### Problem details
Nothing but the lines from the one that contains "Enumerate this screenshot's" through the end of the listing should appear, set down exactly.

### Extracted entries
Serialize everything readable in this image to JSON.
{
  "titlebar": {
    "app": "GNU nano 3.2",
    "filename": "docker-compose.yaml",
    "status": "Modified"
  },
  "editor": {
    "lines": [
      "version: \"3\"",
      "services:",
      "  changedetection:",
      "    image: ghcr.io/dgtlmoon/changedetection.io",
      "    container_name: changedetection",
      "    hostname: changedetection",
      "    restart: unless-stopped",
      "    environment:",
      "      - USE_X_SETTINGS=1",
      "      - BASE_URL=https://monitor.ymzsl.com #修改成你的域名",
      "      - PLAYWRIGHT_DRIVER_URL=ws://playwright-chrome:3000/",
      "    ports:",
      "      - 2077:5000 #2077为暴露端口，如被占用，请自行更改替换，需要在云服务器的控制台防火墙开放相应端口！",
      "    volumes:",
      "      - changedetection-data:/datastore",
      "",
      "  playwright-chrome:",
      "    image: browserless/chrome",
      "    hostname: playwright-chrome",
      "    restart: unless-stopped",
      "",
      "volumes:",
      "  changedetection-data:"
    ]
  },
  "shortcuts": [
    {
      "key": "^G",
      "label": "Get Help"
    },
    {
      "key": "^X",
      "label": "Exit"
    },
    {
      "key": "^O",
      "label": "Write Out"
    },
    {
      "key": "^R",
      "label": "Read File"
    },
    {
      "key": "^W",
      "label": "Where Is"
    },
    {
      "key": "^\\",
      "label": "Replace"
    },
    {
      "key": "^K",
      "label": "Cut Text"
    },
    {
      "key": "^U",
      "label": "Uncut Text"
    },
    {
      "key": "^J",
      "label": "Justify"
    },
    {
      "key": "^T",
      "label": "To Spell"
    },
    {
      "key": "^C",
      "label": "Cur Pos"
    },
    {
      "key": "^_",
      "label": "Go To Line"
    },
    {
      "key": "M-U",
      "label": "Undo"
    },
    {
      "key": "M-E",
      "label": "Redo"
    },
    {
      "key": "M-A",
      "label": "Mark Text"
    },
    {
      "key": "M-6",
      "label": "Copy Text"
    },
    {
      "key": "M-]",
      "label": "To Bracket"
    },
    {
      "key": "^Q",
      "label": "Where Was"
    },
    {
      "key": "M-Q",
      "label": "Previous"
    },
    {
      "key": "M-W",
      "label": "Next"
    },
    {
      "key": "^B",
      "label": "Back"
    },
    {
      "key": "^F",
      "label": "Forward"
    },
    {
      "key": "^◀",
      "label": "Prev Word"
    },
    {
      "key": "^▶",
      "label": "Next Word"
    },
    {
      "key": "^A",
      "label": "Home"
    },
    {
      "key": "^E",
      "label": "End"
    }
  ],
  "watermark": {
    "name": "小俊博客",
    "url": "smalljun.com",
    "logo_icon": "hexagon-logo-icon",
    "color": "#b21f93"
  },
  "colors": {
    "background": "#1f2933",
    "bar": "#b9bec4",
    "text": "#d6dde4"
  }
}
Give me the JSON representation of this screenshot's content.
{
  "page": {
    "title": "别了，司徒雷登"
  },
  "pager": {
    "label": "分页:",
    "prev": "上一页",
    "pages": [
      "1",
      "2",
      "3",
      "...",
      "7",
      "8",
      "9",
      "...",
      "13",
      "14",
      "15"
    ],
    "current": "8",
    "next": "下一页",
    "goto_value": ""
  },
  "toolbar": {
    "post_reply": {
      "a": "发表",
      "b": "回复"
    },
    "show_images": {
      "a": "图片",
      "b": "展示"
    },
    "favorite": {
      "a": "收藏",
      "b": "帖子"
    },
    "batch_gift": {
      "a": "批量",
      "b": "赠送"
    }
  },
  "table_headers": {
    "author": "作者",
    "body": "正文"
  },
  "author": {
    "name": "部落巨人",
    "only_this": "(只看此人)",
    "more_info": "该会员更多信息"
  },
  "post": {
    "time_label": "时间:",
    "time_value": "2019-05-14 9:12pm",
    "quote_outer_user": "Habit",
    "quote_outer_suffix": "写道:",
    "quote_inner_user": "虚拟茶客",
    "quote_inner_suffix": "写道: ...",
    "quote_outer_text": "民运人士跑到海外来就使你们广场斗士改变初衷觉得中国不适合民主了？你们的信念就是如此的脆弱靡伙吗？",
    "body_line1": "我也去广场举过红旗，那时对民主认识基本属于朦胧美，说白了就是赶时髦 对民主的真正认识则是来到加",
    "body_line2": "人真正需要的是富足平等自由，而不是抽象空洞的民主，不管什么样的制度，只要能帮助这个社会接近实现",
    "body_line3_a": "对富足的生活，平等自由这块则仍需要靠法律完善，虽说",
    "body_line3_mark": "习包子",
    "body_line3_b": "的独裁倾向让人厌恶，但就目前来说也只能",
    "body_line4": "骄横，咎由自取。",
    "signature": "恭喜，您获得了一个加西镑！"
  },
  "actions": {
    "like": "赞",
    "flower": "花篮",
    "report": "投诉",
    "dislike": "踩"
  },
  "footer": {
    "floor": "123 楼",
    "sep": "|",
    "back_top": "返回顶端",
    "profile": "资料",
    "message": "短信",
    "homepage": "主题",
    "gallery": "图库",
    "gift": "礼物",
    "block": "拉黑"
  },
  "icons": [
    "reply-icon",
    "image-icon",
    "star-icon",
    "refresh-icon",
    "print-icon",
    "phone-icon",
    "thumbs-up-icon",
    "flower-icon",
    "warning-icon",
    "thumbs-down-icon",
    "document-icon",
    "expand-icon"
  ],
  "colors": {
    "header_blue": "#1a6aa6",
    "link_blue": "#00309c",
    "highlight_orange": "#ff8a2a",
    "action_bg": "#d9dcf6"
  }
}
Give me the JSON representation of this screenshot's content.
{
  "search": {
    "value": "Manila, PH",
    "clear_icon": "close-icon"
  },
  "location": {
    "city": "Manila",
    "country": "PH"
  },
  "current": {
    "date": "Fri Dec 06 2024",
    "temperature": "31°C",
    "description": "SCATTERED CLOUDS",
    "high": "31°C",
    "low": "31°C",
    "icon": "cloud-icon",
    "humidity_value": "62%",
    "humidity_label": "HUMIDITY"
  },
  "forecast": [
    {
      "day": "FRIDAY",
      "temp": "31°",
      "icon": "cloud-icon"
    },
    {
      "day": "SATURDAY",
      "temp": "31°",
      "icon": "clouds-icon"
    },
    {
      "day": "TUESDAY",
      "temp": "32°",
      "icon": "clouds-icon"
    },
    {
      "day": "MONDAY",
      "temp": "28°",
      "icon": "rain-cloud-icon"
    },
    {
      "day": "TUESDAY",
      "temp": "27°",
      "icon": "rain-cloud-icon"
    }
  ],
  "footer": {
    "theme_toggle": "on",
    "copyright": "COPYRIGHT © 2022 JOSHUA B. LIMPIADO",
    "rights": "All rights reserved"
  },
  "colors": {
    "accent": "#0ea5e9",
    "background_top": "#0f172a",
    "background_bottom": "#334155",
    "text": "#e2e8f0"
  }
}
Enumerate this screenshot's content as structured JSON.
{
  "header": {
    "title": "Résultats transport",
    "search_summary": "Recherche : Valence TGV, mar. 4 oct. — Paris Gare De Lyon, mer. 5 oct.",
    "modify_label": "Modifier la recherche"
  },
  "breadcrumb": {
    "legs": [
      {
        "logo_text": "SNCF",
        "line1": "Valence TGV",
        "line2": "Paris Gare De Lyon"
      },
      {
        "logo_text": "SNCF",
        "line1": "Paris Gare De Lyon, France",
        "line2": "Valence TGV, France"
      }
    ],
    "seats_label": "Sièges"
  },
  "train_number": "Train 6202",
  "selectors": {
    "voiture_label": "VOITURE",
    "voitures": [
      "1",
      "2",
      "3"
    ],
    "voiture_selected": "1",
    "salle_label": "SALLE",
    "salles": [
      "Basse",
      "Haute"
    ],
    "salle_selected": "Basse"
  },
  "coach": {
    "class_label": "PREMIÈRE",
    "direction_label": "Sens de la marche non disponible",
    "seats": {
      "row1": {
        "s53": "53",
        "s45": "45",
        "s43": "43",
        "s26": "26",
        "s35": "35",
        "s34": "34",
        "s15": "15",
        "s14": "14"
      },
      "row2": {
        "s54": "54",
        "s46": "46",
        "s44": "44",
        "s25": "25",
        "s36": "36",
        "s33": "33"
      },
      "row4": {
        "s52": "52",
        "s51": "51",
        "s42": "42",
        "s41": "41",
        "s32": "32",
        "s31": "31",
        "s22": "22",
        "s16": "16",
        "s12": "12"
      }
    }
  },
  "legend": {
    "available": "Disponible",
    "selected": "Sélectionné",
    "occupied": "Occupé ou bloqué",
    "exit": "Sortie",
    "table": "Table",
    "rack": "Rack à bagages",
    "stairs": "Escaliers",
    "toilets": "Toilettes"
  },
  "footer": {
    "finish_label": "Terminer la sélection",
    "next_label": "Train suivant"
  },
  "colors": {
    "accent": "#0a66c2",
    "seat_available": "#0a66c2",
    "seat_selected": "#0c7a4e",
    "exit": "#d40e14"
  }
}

### Output
Enumerate this screenshot's content as structured JSON.
{
  "header": {
    "title": "Résultats transport",
    "search_summary": "Recherche : Valence TGV, mar. 4 oct. — Paris Gare De Lyon, mer. 5 oct.",
    "modify_label": "Modifier la recherche"
  },
  "breadcrumb": {
    "legs": [
      {
        "logo_text": "SNCF",
        "line1": "Valence TGV",
        "line2": "Paris Gare De Lyon"
      },
      {
        "logo_text": "SNCF",
        "line1": "Paris Gare De Lyon, France",
        "line2": "Valence TGV, France"
      }
    ],
    "seats_label": "Sièges"
  },
  "train_number": "Train 6202",
  "selectors": {
    "voiture_label": "VOITURE",
    "voitures": [
      "1",
      "2",
      "3"
    ],
    "voiture_selected": "1",
    "salle_label": "SALLE",
    "salles": [
      "Basse",
      "Haute"
    ],
    "salle_selected": "Basse"
  },
  "coach": {
    "class_label": "PREMIÈRE",
    "direction_label": "Sens de la marche non disponible",
    "seats": {
      "row1": {
        "s53": "53",
        "s45": "45",
        "s43": "43",
        "s26": "26",
        "s35": "35",
        "s34": "34",
        "s15": "15",
        "s14": "14"
      },
      "row2": {
        "s54": "54",
        "s46": "46",
        "s44": "44",
        "s25": "25",
        "s36": "36",
        "s33": "33"
      },
      "row4": {
        "s52": "52",
        "s51": "51",
        "s42": "42",
        "s41": "41",
        "s32": "32",
        "s31": "31",
        "s22": "22",
        "s16": "16",
        "s12": "12"
      }
    }
  },
  "legend": {
    "available": "Disponible",
    "selected": "Sélectionné",
    "occupied": "Occupé ou bloqué",
    "exit": "Sortie",
    "table": "Table",
    "rack": "Rack à bagages",
    "stairs": "Escaliers",
    "toilets": "Toilettes"
  },
  "footer": {
    "finish_label": "Terminer la sélection",
    "next_label": "Train suivant"
  },
  "colors": {
    "accent": "#0a66c2",
    "seat_available": "#0a66c2",
    "seat_selected": "#0c7a4e",
    "exit": "#d40e14"
  }
}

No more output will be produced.